--- begin Input data ---

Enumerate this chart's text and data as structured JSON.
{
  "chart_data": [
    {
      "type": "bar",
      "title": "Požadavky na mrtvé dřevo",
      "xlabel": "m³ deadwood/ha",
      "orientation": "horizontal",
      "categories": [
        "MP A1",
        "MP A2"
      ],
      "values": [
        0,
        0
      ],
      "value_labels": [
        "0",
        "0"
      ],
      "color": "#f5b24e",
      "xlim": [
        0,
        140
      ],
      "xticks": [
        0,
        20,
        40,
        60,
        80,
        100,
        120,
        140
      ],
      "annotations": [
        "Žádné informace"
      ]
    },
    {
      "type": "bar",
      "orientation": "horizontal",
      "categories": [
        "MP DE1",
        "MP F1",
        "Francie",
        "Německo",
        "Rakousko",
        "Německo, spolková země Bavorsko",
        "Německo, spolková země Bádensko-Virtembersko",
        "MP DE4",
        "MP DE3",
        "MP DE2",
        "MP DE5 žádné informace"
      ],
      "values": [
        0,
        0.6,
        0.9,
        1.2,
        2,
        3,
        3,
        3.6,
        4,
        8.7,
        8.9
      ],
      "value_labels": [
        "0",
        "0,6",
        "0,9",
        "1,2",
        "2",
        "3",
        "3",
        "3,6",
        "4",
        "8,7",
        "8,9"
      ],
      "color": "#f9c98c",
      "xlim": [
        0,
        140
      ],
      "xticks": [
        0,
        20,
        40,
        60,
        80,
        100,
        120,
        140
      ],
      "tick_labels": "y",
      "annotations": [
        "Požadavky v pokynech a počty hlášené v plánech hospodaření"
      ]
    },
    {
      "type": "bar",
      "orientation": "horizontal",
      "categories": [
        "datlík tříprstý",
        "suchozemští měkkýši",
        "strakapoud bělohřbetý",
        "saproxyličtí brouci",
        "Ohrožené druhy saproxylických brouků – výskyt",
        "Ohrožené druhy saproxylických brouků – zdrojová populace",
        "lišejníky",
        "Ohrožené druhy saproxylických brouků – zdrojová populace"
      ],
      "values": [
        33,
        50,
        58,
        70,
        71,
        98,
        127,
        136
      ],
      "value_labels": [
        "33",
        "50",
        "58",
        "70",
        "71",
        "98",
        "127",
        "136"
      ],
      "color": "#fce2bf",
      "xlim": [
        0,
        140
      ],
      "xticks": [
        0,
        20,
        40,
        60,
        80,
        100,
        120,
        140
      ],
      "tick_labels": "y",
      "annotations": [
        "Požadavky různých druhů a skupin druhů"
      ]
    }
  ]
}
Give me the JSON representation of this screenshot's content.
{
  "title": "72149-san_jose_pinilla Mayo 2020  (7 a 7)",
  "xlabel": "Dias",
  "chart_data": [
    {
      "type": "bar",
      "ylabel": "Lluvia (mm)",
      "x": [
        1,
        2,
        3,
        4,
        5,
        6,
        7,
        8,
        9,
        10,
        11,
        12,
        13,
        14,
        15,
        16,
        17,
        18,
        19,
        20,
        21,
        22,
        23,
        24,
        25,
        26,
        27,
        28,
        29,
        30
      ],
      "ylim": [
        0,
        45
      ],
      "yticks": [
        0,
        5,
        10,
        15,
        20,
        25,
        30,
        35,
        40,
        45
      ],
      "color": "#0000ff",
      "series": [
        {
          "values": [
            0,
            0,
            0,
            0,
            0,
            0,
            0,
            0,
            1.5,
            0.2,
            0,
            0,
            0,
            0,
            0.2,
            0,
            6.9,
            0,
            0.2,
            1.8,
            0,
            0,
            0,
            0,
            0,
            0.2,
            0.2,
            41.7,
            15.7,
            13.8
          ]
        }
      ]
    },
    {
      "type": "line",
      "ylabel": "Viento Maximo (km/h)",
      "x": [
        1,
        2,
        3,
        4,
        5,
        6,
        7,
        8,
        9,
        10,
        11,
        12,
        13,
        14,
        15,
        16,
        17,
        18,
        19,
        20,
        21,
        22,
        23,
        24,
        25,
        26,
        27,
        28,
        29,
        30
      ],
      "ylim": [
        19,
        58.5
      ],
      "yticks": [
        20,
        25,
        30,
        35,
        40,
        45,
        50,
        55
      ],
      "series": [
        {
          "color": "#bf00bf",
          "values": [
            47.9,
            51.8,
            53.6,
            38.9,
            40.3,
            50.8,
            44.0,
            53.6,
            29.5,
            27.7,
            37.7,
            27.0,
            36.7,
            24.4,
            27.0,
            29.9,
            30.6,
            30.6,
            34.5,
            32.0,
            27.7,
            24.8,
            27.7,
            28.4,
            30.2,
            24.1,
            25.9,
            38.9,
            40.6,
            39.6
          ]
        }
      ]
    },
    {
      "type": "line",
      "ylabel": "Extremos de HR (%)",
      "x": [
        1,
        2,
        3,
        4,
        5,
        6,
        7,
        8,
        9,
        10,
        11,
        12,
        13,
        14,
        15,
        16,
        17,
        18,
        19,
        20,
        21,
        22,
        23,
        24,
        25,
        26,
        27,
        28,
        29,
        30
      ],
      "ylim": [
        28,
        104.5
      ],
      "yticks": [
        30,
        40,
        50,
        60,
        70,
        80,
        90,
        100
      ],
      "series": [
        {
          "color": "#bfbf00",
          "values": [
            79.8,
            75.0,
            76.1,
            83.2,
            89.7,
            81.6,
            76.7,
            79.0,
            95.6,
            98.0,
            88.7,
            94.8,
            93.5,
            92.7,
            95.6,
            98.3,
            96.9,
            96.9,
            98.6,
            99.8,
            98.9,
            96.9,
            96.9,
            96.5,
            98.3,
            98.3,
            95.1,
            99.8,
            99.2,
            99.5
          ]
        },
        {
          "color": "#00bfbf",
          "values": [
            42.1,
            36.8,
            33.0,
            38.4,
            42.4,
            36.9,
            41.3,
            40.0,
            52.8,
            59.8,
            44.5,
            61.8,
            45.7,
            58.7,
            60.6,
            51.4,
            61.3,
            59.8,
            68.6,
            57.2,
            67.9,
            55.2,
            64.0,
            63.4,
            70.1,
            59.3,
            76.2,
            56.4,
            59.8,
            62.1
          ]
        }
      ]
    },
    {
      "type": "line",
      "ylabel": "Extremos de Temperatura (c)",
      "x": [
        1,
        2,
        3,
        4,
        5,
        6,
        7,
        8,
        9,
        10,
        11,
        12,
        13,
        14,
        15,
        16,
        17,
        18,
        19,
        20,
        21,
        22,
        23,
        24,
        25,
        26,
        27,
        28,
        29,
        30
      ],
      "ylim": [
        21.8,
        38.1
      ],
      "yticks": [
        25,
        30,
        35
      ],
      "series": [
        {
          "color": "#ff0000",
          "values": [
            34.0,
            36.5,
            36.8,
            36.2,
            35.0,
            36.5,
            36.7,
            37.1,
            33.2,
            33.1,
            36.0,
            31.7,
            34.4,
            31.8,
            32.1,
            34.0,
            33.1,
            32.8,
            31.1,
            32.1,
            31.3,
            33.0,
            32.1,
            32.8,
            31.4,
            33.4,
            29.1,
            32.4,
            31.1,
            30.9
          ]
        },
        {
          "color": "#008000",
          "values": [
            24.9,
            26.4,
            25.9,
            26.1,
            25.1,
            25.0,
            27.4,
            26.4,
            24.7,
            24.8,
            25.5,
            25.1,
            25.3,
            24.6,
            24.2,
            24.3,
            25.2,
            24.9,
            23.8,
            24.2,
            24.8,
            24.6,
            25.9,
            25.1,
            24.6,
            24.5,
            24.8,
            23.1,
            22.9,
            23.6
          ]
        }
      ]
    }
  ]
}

--- end Input data ---

▶ _The request_
Collect the complete line wherever the string "color" appears in the records.

▶ _Written solution_
      "color": "#f5b24e",
      "color": "#f9c98c",
      "color": "#fce2bf",
      "color": "#0000ff",
          "color": "#bf00bf",
          "color": "#bfbf00",
          "color": "#00bfbf",
          "color": "#ff0000",
          "color": "#008000",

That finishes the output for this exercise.